_What you need to do_
Below are records. Copy every line with "smoke" in it.

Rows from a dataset
=====

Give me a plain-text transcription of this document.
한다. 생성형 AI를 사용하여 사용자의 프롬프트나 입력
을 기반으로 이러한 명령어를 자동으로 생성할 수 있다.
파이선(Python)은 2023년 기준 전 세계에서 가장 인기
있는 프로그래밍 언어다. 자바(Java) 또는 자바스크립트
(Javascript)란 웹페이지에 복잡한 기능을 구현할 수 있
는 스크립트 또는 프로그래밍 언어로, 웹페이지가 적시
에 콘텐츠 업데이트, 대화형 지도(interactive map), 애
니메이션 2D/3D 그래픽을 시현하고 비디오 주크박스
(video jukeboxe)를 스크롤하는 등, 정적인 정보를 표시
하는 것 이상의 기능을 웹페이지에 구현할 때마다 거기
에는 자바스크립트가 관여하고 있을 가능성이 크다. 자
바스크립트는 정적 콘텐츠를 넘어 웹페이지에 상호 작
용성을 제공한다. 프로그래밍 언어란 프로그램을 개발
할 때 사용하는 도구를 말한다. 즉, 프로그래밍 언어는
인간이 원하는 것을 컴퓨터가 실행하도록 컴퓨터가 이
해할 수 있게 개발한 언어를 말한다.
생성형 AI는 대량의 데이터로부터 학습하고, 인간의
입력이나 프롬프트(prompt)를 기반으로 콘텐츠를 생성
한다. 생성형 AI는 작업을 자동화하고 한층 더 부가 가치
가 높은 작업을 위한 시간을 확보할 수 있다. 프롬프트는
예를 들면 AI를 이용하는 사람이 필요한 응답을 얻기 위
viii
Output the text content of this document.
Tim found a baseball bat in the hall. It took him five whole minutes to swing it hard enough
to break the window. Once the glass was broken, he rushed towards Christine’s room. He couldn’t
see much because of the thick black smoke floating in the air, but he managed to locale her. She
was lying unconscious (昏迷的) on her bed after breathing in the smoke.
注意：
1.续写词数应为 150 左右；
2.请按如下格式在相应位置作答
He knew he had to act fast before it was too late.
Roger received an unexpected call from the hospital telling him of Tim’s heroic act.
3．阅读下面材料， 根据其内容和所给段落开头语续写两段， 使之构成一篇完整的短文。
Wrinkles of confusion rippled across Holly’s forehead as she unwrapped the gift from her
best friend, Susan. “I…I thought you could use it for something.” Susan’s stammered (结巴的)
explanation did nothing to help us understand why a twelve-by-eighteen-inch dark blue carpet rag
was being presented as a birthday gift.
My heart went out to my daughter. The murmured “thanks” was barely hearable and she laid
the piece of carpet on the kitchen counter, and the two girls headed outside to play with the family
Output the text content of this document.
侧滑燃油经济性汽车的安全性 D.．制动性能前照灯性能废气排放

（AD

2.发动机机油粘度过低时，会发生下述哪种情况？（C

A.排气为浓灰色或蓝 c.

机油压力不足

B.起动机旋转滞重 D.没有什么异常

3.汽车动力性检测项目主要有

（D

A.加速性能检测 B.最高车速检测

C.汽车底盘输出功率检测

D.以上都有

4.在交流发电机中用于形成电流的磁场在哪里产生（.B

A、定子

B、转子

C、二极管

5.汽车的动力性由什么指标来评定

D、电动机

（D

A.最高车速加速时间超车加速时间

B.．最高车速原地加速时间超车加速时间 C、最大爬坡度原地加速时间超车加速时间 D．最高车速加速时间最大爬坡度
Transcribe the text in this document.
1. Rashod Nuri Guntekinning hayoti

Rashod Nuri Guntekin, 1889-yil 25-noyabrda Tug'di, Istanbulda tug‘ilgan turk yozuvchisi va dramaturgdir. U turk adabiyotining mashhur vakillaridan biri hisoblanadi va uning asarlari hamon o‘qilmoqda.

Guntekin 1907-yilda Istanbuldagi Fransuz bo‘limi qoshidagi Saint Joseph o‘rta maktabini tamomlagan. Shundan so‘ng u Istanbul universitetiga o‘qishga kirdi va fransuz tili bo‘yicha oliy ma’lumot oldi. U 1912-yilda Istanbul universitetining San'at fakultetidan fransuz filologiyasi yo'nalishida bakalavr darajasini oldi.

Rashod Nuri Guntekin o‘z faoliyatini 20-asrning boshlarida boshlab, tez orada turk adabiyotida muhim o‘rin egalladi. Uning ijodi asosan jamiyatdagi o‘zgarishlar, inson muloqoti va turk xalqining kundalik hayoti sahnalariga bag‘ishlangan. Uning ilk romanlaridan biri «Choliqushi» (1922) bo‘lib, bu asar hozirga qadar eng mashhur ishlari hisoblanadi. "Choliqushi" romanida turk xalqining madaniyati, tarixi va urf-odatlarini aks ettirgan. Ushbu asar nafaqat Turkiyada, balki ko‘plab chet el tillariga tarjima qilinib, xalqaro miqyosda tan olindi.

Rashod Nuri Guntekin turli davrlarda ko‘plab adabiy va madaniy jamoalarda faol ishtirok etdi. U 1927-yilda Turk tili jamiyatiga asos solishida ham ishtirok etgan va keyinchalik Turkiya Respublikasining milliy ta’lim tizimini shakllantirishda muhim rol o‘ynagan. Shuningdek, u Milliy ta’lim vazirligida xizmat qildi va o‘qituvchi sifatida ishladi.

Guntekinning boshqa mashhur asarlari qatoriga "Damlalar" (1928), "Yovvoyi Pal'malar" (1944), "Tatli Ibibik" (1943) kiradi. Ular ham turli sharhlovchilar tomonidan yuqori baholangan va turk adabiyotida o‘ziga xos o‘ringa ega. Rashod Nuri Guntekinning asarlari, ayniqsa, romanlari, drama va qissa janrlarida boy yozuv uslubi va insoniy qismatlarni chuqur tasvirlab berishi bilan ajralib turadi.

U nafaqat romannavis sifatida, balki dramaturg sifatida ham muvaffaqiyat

=====

_Solution to this problem_
see much because of the thick black smoke floating in the air, but he managed to locale her. She
was lying unconscious (昏迷的) on her bed after breathing in the smoke.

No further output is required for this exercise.